┌─ Records for the exercise
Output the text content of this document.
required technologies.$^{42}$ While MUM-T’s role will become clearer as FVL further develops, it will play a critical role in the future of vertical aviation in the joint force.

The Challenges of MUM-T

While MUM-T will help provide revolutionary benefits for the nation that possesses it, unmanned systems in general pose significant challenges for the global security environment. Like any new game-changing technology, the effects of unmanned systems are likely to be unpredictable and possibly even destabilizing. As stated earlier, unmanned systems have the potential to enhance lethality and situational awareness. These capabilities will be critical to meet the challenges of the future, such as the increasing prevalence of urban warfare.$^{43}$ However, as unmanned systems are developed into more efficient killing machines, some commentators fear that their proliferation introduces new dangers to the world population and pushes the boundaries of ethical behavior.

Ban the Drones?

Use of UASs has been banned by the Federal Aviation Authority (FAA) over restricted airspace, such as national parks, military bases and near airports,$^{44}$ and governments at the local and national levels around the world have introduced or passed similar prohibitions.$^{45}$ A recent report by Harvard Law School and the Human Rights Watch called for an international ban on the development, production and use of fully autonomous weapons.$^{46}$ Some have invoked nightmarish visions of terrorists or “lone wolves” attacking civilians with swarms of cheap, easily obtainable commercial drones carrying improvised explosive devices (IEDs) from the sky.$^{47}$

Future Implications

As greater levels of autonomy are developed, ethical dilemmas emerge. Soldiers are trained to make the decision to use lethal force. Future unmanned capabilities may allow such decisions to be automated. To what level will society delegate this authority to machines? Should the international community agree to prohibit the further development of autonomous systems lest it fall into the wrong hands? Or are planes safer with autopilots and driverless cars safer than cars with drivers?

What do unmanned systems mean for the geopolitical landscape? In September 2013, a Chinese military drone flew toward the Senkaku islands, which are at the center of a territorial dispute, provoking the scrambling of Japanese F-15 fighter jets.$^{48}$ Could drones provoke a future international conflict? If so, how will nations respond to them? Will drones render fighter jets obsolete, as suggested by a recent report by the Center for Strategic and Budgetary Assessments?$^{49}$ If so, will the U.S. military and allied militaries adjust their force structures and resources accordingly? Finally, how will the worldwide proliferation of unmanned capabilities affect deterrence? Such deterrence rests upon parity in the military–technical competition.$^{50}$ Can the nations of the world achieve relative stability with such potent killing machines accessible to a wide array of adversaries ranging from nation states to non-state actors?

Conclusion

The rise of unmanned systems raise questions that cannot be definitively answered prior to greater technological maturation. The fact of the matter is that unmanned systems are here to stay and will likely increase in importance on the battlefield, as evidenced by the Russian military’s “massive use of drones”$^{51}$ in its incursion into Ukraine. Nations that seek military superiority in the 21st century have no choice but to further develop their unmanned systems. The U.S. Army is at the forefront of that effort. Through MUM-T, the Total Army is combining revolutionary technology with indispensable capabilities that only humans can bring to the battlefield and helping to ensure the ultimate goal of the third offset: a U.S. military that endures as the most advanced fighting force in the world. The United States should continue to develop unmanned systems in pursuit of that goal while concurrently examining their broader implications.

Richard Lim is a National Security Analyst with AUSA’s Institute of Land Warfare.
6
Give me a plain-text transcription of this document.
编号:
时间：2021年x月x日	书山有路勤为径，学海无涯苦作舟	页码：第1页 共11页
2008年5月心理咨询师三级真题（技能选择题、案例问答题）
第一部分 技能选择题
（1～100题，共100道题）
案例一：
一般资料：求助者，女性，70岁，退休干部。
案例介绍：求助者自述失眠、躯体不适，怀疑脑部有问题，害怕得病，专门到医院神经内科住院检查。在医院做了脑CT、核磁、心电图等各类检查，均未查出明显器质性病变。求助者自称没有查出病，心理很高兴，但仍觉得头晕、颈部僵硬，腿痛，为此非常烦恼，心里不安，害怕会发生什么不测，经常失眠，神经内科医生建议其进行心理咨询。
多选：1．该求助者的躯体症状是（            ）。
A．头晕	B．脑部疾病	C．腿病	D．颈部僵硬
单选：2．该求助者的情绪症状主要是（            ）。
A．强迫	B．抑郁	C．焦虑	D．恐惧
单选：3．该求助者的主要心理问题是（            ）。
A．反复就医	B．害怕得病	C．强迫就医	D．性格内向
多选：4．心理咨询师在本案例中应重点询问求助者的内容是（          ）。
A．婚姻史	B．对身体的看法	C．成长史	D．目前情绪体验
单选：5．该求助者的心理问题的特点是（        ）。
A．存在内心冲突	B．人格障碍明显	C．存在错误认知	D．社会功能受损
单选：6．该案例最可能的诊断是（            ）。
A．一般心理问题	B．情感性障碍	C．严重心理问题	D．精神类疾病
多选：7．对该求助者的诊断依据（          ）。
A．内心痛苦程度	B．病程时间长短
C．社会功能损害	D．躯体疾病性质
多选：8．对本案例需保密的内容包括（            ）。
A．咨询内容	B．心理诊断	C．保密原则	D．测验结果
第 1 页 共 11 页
└─
## [Problem]
Write the data back out verbatim.

## [Solution to this task]
Output the text content of this document.
required technologies.$^{42}$ While MUM-T’s role will become clearer as FVL further develops, it will play a critical role in the future of vertical aviation in the joint force.

The Challenges of MUM-T

While MUM-T will help provide revolutionary benefits for the nation that possesses it, unmanned systems in general pose significant challenges for the global security environment. Like any new game-changing technology, the effects of unmanned systems are likely to be unpredictable and possibly even destabilizing. As stated earlier, unmanned systems have the potential to enhance lethality and situational awareness. These capabilities will be critical to meet the challenges of the future, such as the increasing prevalence of urban warfare.$^{43}$ However, as unmanned systems are developed into more efficient killing machines, some commentators fear that their proliferation introduces new dangers to the world population and pushes the boundaries of ethical behavior.

Ban the Drones?

Use of UASs has been banned by the Federal Aviation Authority (FAA) over restricted airspace, such as national parks, military bases and near airports,$^{44}$ and governments at the local and national levels around the world have introduced or passed similar prohibitions.$^{45}$ A recent report by Harvard Law School and the Human Rights Watch called for an international ban on the development, production and use of fully autonomous weapons.$^{46}$ Some have invoked nightmarish visions of terrorists or “lone wolves” attacking civilians with swarms of cheap, easily obtainable commercial drones carrying improvised explosive devices (IEDs) from the sky.$^{47}$

Future Implications

As greater levels of autonomy are developed, ethical dilemmas emerge. Soldiers are trained to make the decision to use lethal force. Future unmanned capabilities may allow such decisions to be automated. To what level will society delegate this authority to machines? Should the international community agree to prohibit the further development of autonomous systems lest it fall into the wrong hands? Or are planes safer with autopilots and driverless cars safer than cars with drivers?

What do unmanned systems mean for the geopolitical landscape? In September 2013, a Chinese military drone flew toward the Senkaku islands, which are at the center of a territorial dispute, provoking the scrambling of Japanese F-15 fighter jets.$^{48}$ Could drones provoke a future international conflict? If so, how will nations respond to them? Will drones render fighter jets obsolete, as suggested by a recent report by the Center for Strategic and Budgetary Assessments?$^{49}$ If so, will the U.S. military and allied militaries adjust their force structures and resources accordingly? Finally, how will the worldwide proliferation of unmanned capabilities affect deterrence? Such deterrence rests upon parity in the military–technical competition.$^{50}$ Can the nations of the world achieve relative stability with such potent killing machines accessible to a wide array of adversaries ranging from nation states to non-state actors?

Conclusion

The rise of unmanned systems raise questions that cannot be definitively answered prior to greater technological maturation. The fact of the matter is that unmanned systems are here to stay and will likely increase in importance on the battlefield, as evidenced by the Russian military’s “massive use of drones”$^{51}$ in its incursion into Ukraine. Nations that seek military superiority in the 21st century have no choice but to further develop their unmanned systems. The U.S. Army is at the forefront of that effort. Through MUM-T, the Total Army is combining revolutionary technology with indispensable capabilities that only humans can bring to the battlefield and helping to ensure the ultimate goal of the third offset: a U.S. military that endures as the most advanced fighting force in the world. The United States should continue to develop unmanned systems in pursuit of that goal while concurrently examining their broader implications.

Richard Lim is a National Security Analyst with AUSA’s Institute of Land Warfare.
6
Give me a plain-text transcription of this document.
编号:
时间：2021年x月x日	书山有路勤为径，学海无涯苦作舟	页码：第1页 共11页
2008年5月心理咨询师三级真题（技能选择题、案例问答题）
第一部分 技能选择题
（1～100题，共100道题）
案例一：
一般资料：求助者，女性，70岁，退休干部。
案例介绍：求助者自述失眠、躯体不适，怀疑脑部有问题，害怕得病，专门到医院神经内科住院检查。在医院做了脑CT、核磁、心电图等各类检查，均未查出明显器质性病变。求助者自称没有查出病，心理很高兴，但仍觉得头晕、颈部僵硬，腿痛，为此非常烦恼，心里不安，害怕会发生什么不测，经常失眠，神经内科医生建议其进行心理咨询。
多选：1．该求助者的躯体症状是（            ）。
A．头晕	B．脑部疾病	C．腿病	D．颈部僵硬
单选：2．该求助者的情绪症状主要是（            ）。
A．强迫	B．抑郁	C．焦虑	D．恐惧
单选：3．该求助者的主要心理问题是（            ）。
A．反复就医	B．害怕得病	C．强迫就医	D．性格内向
多选：4．心理咨询师在本案例中应重点询问求助者的内容是（          ）。
A．婚姻史	B．对身体的看法	C．成长史	D．目前情绪体验
单选：5．该求助者的心理问题的特点是（        ）。
A．存在内心冲突	B．人格障碍明显	C．存在错误认知	D．社会功能受损
单选：6．该案例最可能的诊断是（            ）。
A．一般心理问题	B．情感性障碍	C．严重心理问题	D．精神类疾病
多选：7．对该求助者的诊断依据（          ）。
A．内心痛苦程度	B．病程时间长短
C．社会功能损害	D．躯体疾病性质
多选：8．对本案例需保密的内容包括（            ）。
A．咨询内容	B．心理诊断	C．保密原则	D．测验结果
第 1 页 共 11 页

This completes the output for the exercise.